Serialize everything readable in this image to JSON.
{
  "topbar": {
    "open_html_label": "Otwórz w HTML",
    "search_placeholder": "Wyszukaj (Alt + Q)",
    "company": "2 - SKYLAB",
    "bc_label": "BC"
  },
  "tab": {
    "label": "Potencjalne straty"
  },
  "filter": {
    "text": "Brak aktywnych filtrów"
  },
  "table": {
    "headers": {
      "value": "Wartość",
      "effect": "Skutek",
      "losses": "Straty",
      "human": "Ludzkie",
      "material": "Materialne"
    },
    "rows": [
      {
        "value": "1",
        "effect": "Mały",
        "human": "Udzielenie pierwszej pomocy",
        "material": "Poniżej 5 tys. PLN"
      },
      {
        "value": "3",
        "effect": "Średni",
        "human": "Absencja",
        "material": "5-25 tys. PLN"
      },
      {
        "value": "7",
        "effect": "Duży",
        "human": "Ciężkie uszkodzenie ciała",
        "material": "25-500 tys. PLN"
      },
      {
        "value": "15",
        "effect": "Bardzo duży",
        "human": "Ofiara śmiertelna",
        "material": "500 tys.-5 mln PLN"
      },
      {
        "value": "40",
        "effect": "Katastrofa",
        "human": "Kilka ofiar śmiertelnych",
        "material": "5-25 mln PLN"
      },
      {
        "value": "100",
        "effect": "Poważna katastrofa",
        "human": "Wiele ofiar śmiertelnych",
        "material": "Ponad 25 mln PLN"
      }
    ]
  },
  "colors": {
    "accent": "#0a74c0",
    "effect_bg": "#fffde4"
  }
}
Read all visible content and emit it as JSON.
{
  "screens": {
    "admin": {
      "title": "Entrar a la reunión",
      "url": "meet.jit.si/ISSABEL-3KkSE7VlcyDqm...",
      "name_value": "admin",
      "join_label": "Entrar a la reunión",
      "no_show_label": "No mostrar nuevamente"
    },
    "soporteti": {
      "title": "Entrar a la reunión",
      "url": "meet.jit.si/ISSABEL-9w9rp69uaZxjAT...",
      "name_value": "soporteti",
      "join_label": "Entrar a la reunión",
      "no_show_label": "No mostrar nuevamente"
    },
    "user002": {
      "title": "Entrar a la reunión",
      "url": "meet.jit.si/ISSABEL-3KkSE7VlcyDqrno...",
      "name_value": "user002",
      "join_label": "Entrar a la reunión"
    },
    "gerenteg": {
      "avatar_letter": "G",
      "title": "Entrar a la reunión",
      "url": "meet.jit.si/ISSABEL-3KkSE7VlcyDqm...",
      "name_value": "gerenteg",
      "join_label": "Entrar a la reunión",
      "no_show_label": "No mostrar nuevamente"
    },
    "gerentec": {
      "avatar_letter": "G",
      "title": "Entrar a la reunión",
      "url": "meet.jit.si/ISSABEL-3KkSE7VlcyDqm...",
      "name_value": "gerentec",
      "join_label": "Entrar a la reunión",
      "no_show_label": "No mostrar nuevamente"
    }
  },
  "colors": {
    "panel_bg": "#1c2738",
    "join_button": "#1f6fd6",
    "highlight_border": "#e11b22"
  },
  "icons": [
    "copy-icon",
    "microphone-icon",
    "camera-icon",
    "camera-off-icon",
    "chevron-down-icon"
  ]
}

§ **REQUIREMENT**:
Transcribe the whole listing exactly.

§ **PROBLEM SOLUTION**:
Serialize everything readable in this image to JSON.
{
  "topbar": {
    "open_html_label": "Otwórz w HTML",
    "search_placeholder": "Wyszukaj (Alt + Q)",
    "company": "2 - SKYLAB",
    "bc_label": "BC"
  },
  "tab": {
    "label": "Potencjalne straty"
  },
  "filter": {
    "text": "Brak aktywnych filtrów"
  },
  "table": {
    "headers": {
      "value": "Wartość",
      "effect": "Skutek",
      "losses": "Straty",
      "human": "Ludzkie",
      "material": "Materialne"
    },
    "rows": [
      {
        "value": "1",
        "effect": "Mały",
        "human": "Udzielenie pierwszej pomocy",
        "material": "Poniżej 5 tys. PLN"
      },
      {
        "value": "3",
        "effect": "Średni",
        "human": "Absencja",
        "material": "5-25 tys. PLN"
      },
      {
        "value": "7",
        "effect": "Duży",
        "human": "Ciężkie uszkodzenie ciała",
        "material": "25-500 tys. PLN"
      },
      {
        "value": "15",
        "effect": "Bardzo duży",
        "human": "Ofiara śmiertelna",
        "material": "500 tys.-5 mln PLN"
      },
      {
        "value": "40",
        "effect": "Katastrofa",
        "human": "Kilka ofiar śmiertelnych",
        "material": "5-25 mln PLN"
      },
      {
        "value": "100",
        "effect": "Poważna katastrofa",
        "human": "Wiele ofiar śmiertelnych",
        "material": "Ponad 25 mln PLN"
      }
    ]
  },
  "colors": {
    "accent": "#0a74c0",
    "effect_bg": "#fffde4"
  }
}
Read all visible content and emit it as JSON.
{
  "screens": {
    "admin": {
      "title": "Entrar a la reunión",
      "url": "meet.jit.si/ISSABEL-3KkSE7VlcyDqm...",
      "name_value": "admin",
      "join_label": "Entrar a la reunión",
      "no_show_label": "No mostrar nuevamente"
    },
    "soporteti": {
      "title": "Entrar a la reunión",
      "url": "meet.jit.si/ISSABEL-9w9rp69uaZxjAT...",
      "name_value": "soporteti",
      "join_label": "Entrar a la reunión",
      "no_show_label": "No mostrar nuevamente"
    },
    "user002": {
      "title": "Entrar a la reunión",
      "url": "meet.jit.si/ISSABEL-3KkSE7VlcyDqrno...",
      "name_value": "user002",
      "join_label": "Entrar a la reunión"
    },
    "gerenteg": {
      "avatar_letter": "G",
      "title": "Entrar a la reunión",
      "url": "meet.jit.si/ISSABEL-3KkSE7VlcyDqm...",
      "name_value": "gerenteg",
      "join_label": "Entrar a la reunión",
      "no_show_label": "No mostrar nuevamente"
    },
    "gerentec": {
      "avatar_letter": "G",
      "title": "Entrar a la reunión",
      "url": "meet.jit.si/ISSABEL-3KkSE7VlcyDqm...",
      "name_value": "gerentec",
      "join_label": "Entrar a la reunión",
      "no_show_label": "No mostrar nuevamente"
    }
  },
  "colors": {
    "panel_bg": "#1c2738",
    "join_button": "#1f6fd6",
    "highlight_border": "#e11b22"
  },
  "icons": [
    "copy-icon",
    "microphone-icon",
    "camera-icon",
    "camera-off-icon",
    "chevron-down-icon"
  ]
}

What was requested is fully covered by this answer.